## Begin RECORDS TO PROCESS
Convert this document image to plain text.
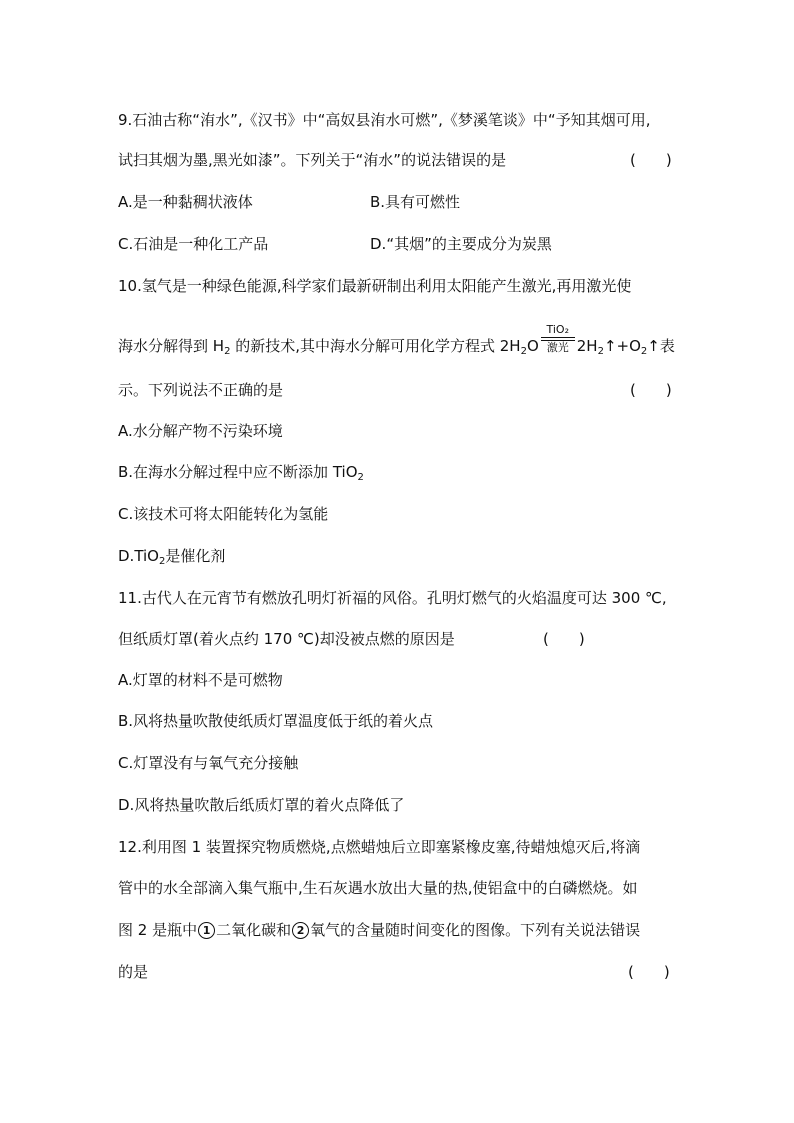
9.石油古称“洧水”,《汉书》中“高奴县洧水可燃”,《梦溪笔谈》中“予知其烟可用,
试扫其烟为墨,黑光如漆”。下列关于“洧水”的说法错误的是	(　　)
A.是一种黏稠状液体	B.具有可燃性
C.石油是一种化工产品	D.“其烟”的主要成分为炭黑
10.氢气是一种绿色能源,科学家们最新研制出利用太阳能产生激光,再用激光使
海水分解得到 $H_2$ 的新技术,其中海水分解可用化学方程式 $2H_2O$
TiO₂
激光 $2H_2↑+O_2↑$表
示。下列说法不正确的是	(　　)
A.水分解产物不污染环境
B.在海水分解过程中应不断添加 TiO$_2$
C.该技术可将太阳能转化为氢能
D.TiO$_2$是催化剂
11.古代人在元宵节有燃放孔明灯祈福的风俗。孔明灯燃气的火焰温度可达 300 ℃,
但纸质灯罩(着火点约 170 ℃)却没被点燃的原因是	(　　)
A.灯罩的材料不是可燃物
B.风将热量吹散使纸质灯罩温度低于纸的着火点
C.灯罩没有与氧气充分接触
D.风将热量吹散后纸质灯罩的着火点降低了
12.利用图 1 装置探究物质燃烧,点燃蜡烛后立即塞紧橡皮塞,待蜡烛熄灭后,将滴
管中的水全部滴入集气瓶中,生石灰遇水放出大量的热,使铝盒中的白磷燃烧。如
图 2 是瓶中 1 二氧化碳和 2 氧气的含量随时间变化的图像。下列有关说法错误
的是	(　　)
## End RECORDS TO PROCESS
• _WHAT TO PRODUCE_
Every entry above needs to be retyped exactly; drop the pictures.

• _EXERCISE SOLUTION_
Convert this document image to plain text.
9.石油古称“洧水”,《汉书》中“高奴县洧水可燃”,《梦溪笔谈》中“予知其烟可用,
试扫其烟为墨,黑光如漆”。下列关于“洧水”的说法错误的是	(　　)
A.是一种黏稠状液体	B.具有可燃性
C.石油是一种化工产品	D.“其烟”的主要成分为炭黑
10.氢气是一种绿色能源,科学家们最新研制出利用太阳能产生激光,再用激光使
海水分解得到 $H_2$ 的新技术,其中海水分解可用化学方程式 $2H_2O$
TiO₂
激光 $2H_2↑+O_2↑$表
示。下列说法不正确的是	(　　)
A.水分解产物不污染环境
B.在海水分解过程中应不断添加 TiO$_2$
C.该技术可将太阳能转化为氢能
D.TiO$_2$是催化剂
11.古代人在元宵节有燃放孔明灯祈福的风俗。孔明灯燃气的火焰温度可达 300 ℃,
但纸质灯罩(着火点约 170 ℃)却没被点燃的原因是	(　　)
A.灯罩的材料不是可燃物
B.风将热量吹散使纸质灯罩温度低于纸的着火点
C.灯罩没有与氧气充分接触
D.风将热量吹散后纸质灯罩的着火点降低了
12.利用图 1 装置探究物质燃烧,点燃蜡烛后立即塞紧橡皮塞,待蜡烛熄灭后,将滴
管中的水全部滴入集气瓶中,生石灰遇水放出大量的热,使铝盒中的白磷燃烧。如
图 2 是瓶中 1 二氧化碳和 2 氧气的含量随时间变化的图像。下列有关说法错误
的是	(　　)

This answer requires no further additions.